Quote each of the following entries word for word, keeping every line unchanged.

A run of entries
•••

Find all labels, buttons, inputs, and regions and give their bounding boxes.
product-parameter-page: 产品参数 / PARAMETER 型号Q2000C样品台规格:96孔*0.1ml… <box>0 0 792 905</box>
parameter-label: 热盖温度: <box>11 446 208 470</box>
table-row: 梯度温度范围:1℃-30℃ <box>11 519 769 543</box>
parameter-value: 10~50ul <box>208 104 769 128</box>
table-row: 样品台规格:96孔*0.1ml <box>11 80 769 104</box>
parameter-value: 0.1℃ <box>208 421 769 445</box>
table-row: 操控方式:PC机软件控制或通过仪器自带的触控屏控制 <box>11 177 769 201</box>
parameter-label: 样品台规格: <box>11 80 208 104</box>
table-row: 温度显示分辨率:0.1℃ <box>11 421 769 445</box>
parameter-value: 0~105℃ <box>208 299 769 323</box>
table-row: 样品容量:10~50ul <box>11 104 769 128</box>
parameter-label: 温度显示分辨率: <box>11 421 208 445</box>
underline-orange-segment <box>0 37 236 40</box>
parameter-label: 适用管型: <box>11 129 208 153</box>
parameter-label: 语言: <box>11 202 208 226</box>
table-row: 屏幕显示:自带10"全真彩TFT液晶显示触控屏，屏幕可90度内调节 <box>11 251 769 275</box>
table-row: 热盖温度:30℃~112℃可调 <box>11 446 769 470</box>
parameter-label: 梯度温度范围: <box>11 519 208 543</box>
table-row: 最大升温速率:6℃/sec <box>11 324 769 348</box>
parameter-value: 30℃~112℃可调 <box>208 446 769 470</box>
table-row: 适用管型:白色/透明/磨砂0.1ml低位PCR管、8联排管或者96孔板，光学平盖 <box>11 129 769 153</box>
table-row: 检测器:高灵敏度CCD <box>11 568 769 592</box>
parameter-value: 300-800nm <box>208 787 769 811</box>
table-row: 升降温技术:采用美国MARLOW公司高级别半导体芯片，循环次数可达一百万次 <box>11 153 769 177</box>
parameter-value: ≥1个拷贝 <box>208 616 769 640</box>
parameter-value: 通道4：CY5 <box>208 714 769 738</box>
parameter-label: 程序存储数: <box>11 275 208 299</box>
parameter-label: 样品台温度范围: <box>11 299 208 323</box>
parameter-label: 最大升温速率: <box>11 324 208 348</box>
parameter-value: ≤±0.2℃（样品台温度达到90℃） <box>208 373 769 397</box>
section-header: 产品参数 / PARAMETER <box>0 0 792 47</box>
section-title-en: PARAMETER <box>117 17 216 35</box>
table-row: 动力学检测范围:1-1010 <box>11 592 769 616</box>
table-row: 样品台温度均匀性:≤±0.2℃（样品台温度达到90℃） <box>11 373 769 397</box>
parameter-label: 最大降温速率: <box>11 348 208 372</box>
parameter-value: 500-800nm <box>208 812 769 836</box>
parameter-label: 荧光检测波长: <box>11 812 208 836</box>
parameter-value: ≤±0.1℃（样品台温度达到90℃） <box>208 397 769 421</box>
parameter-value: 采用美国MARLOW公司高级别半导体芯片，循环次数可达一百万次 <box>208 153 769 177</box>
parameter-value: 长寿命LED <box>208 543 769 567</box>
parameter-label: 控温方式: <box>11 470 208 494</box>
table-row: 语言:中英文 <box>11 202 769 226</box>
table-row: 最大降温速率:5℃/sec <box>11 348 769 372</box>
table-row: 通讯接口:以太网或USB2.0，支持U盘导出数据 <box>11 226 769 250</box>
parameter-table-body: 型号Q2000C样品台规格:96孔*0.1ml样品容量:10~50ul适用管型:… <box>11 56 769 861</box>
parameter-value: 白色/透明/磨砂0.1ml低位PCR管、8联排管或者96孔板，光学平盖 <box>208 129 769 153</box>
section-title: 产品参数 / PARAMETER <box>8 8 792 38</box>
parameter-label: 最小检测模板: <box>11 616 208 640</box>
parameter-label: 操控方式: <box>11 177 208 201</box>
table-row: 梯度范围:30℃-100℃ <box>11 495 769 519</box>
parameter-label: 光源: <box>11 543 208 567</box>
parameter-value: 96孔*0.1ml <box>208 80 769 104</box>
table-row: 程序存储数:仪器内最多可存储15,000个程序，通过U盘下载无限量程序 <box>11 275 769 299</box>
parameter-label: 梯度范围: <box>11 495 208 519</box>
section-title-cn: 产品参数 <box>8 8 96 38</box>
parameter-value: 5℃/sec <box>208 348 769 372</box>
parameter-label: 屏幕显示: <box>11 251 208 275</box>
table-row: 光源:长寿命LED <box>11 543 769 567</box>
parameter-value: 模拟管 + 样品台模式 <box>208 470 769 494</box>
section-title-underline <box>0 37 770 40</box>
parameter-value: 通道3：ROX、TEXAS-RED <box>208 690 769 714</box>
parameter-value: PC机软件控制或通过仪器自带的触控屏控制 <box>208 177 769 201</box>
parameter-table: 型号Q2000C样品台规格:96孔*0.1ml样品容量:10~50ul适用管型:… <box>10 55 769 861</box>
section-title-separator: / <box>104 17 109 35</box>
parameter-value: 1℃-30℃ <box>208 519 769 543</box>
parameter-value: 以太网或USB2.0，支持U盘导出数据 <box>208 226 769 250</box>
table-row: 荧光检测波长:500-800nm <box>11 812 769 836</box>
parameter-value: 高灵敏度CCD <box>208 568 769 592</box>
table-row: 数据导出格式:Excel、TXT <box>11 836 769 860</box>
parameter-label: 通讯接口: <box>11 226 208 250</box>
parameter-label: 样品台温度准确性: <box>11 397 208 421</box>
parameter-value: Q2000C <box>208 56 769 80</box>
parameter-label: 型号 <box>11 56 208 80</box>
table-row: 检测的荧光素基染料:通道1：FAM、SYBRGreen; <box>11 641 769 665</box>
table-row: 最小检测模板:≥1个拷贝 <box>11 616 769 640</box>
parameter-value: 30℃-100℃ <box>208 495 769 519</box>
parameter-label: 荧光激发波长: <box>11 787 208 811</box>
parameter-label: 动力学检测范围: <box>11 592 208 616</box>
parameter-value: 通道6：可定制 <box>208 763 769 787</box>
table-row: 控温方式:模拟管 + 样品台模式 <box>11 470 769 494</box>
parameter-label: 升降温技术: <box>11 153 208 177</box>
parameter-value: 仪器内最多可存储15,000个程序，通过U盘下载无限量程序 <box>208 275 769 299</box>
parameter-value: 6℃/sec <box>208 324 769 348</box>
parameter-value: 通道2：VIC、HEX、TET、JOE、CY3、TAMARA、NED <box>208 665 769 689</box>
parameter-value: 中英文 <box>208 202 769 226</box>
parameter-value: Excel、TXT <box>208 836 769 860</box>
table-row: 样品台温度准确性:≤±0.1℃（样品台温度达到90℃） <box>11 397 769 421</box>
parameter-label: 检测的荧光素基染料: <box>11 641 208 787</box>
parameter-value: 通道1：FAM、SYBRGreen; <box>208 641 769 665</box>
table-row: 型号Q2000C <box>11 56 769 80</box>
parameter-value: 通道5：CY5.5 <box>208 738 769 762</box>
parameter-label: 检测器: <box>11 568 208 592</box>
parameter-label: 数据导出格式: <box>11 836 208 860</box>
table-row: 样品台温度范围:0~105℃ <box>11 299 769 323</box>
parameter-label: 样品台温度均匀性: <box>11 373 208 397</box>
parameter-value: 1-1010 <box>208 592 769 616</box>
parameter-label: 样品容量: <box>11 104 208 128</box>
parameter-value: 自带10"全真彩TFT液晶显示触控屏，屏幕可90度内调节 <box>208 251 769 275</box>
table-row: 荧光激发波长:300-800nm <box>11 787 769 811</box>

•••

Answer to this exercise
Find all labels, buttons, inputs, and regions and give their bounding boxes.
product-parameter-page: 产品参数 / PARAMETER 型号Q2000C样品台规格:96孔*0.1ml… <box>0 0 792 905</box>
parameter-label: 热盖温度: <box>11 446 208 470</box>
table-row: 梯度温度范围:1℃-30℃ <box>11 519 769 543</box>
parameter-value: 10~50ul <box>208 104 769 128</box>
table-row: 样品台规格:96孔*0.1ml <box>11 80 769 104</box>
parameter-value: 0.1℃ <box>208 421 769 445</box>
table-row: 操控方式:PC机软件控制或通过仪器自带的触控屏控制 <box>11 177 769 201</box>
parameter-label: 样品台规格: <box>11 80 208 104</box>
table-row: 温度显示分辨率:0.1℃ <box>11 421 769 445</box>
parameter-value: 0~105℃ <box>208 299 769 323</box>
table-row: 样品容量:10~50ul <box>11 104 769 128</box>
parameter-label: 温度显示分辨率: <box>11 421 208 445</box>
underline-orange-segment <box>0 37 236 40</box>
parameter-label: 适用管型: <box>11 129 208 153</box>
parameter-label: 语言: <box>11 202 208 226</box>
table-row: 屏幕显示:自带10"全真彩TFT液晶显示触控屏，屏幕可90度内调节 <box>11 251 769 275</box>
table-row: 热盖温度:30℃~112℃可调 <box>11 446 769 470</box>
parameter-label: 梯度温度范围: <box>11 519 208 543</box>
table-row: 最大升温速率:6℃/sec <box>11 324 769 348</box>
parameter-value: 30℃~112℃可调 <box>208 446 769 470</box>
table-row: 适用管型:白色/透明/磨砂0.1ml低位PCR管、8联排管或者96孔板，光学平盖 <box>11 129 769 153</box>
table-row: 检测器:高灵敏度CCD <box>11 568 769 592</box>
parameter-value: 300-800nm <box>208 787 769 811</box>
table-row: 升降温技术:采用美国MARLOW公司高级别半导体芯片，循环次数可达一百万次 <box>11 153 769 177</box>
parameter-value: ≥1个拷贝 <box>208 616 769 640</box>
parameter-value: 通道4：CY5 <box>208 714 769 738</box>
parameter-label: 程序存储数: <box>11 275 208 299</box>
parameter-label: 样品台温度范围: <box>11 299 208 323</box>
parameter-label: 最大升温速率: <box>11 324 208 348</box>
parameter-value: ≤±0.2℃（样品台温度达到90℃） <box>208 373 769 397</box>
section-header: 产品参数 / PARAMETER <box>0 0 792 47</box>
section-title-en: PARAMETER <box>117 17 216 35</box>
table-row: 动力学检测范围:1-1010 <box>11 592 769 616</box>
table-row: 样品台温度均匀性:≤±0.2℃（样品台温度达到90℃） <box>11 373 769 397</box>
parameter-label: 最大降温速率: <box>11 348 208 372</box>
parameter-value: 500-800nm <box>208 812 769 836</box>
parameter-label: 荧光检测波长: <box>11 812 208 836</box>
parameter-value: ≤±0.1℃（样品台温度达到90℃） <box>208 397 769 421</box>
parameter-value: 采用美国MARLOW公司高级别半导体芯片，循环次数可达一百万次 <box>208 153 769 177</box>
parameter-value: 长寿命LED <box>208 543 769 567</box>
parameter-label: 控温方式: <box>11 470 208 494</box>
table-row: 语言:中英文 <box>11 202 769 226</box>
table-row: 最大降温速率:5℃/sec <box>11 348 769 372</box>
table-row: 通讯接口:以太网或USB2.0，支持U盘导出数据 <box>11 226 769 250</box>
parameter-table-body: 型号Q2000C样品台规格:96孔*0.1ml样品容量:10~50ul适用管型:… <box>11 56 769 861</box>
parameter-value: 白色/透明/磨砂0.1ml低位PCR管、8联排管或者96孔板，光学平盖 <box>208 129 769 153</box>
section-title: 产品参数 / PARAMETER <box>8 8 792 38</box>
parameter-label: 最小检测模板: <box>11 616 208 640</box>
parameter-label: 操控方式: <box>11 177 208 201</box>
table-row: 梯度范围:30℃-100℃ <box>11 495 769 519</box>
parameter-label: 光源: <box>11 543 208 567</box>
parameter-value: 96孔*0.1ml <box>208 80 769 104</box>
table-row: 程序存储数:仪器内最多可存储15,000个程序，通过U盘下载无限量程序 <box>11 275 769 299</box>
parameter-label: 梯度范围: <box>11 495 208 519</box>
section-title-cn: 产品参数 <box>8 8 96 38</box>
parameter-value: 5℃/sec <box>208 348 769 372</box>
parameter-label: 屏幕显示: <box>11 251 208 275</box>
table-row: 光源:长寿命LED <box>11 543 769 567</box>
parameter-value: 模拟管 + 样品台模式 <box>208 470 769 494</box>
section-title-underline <box>0 37 770 40</box>
parameter-value: 通道3：ROX、TEXAS-RED <box>208 690 769 714</box>
parameter-value: PC机软件控制或通过仪器自带的触控屏控制 <box>208 177 769 201</box>
parameter-table: 型号Q2000C样品台规格:96孔*0.1ml样品容量:10~50ul适用管型:… <box>10 55 769 861</box>
section-title-separator: / <box>104 17 109 35</box>
parameter-value: 1℃-30℃ <box>208 519 769 543</box>
parameter-value: 以太网或USB2.0，支持U盘导出数据 <box>208 226 769 250</box>
table-row: 荧光检测波长:500-800nm <box>11 812 769 836</box>
parameter-value: 高灵敏度CCD <box>208 568 769 592</box>
table-row: 数据导出格式:Excel、TXT <box>11 836 769 860</box>
parameter-label: 通讯接口: <box>11 226 208 250</box>
parameter-label: 样品台温度准确性: <box>11 397 208 421</box>
parameter-value: Q2000C <box>208 56 769 80</box>
parameter-label: 型号 <box>11 56 208 80</box>
table-row: 检测的荧光素基染料:通道1：FAM、SYBRGreen; <box>11 641 769 665</box>
table-row: 最小检测模板:≥1个拷贝 <box>11 616 769 640</box>
parameter-value: 30℃-100℃ <box>208 495 769 519</box>
parameter-label: 荧光激发波长: <box>11 787 208 811</box>
parameter-label: 动力学检测范围: <box>11 592 208 616</box>
parameter-value: 通道6：可定制 <box>208 763 769 787</box>
table-row: 控温方式:模拟管 + 样品台模式 <box>11 470 769 494</box>
parameter-label: 升降温技术: <box>11 153 208 177</box>
parameter-value: 仪器内最多可存储15,000个程序，通过U盘下载无限量程序 <box>208 275 769 299</box>
parameter-value: 6℃/sec <box>208 324 769 348</box>
parameter-value: 通道2：VIC、HEX、TET、JOE、CY3、TAMARA、NED <box>208 665 769 689</box>
parameter-value: 中英文 <box>208 202 769 226</box>
parameter-value: Excel、TXT <box>208 836 769 860</box>
table-row: 样品台温度准确性:≤±0.1℃（样品台温度达到90℃） <box>11 397 769 421</box>
parameter-label: 检测的荧光素基染料: <box>11 641 208 787</box>
parameter-value: 通道1：FAM、SYBRGreen; <box>208 641 769 665</box>
table-row: 型号Q2000C <box>11 56 769 80</box>
parameter-value: 通道5：CY5.5 <box>208 738 769 762</box>
parameter-label: 检测器: <box>11 568 208 592</box>
parameter-label: 数据导出格式: <box>11 836 208 860</box>
table-row: 样品台温度范围:0~105℃ <box>11 299 769 323</box>
parameter-label: 样品台温度均匀性: <box>11 373 208 397</box>
parameter-value: 1-1010 <box>208 592 769 616</box>
parameter-label: 样品容量: <box>11 104 208 128</box>
parameter-value: 自带10"全真彩TFT液晶显示触控屏，屏幕可90度内调节 <box>208 251 769 275</box>
table-row: 荧光激发波长:300-800nm <box>11 787 769 811</box>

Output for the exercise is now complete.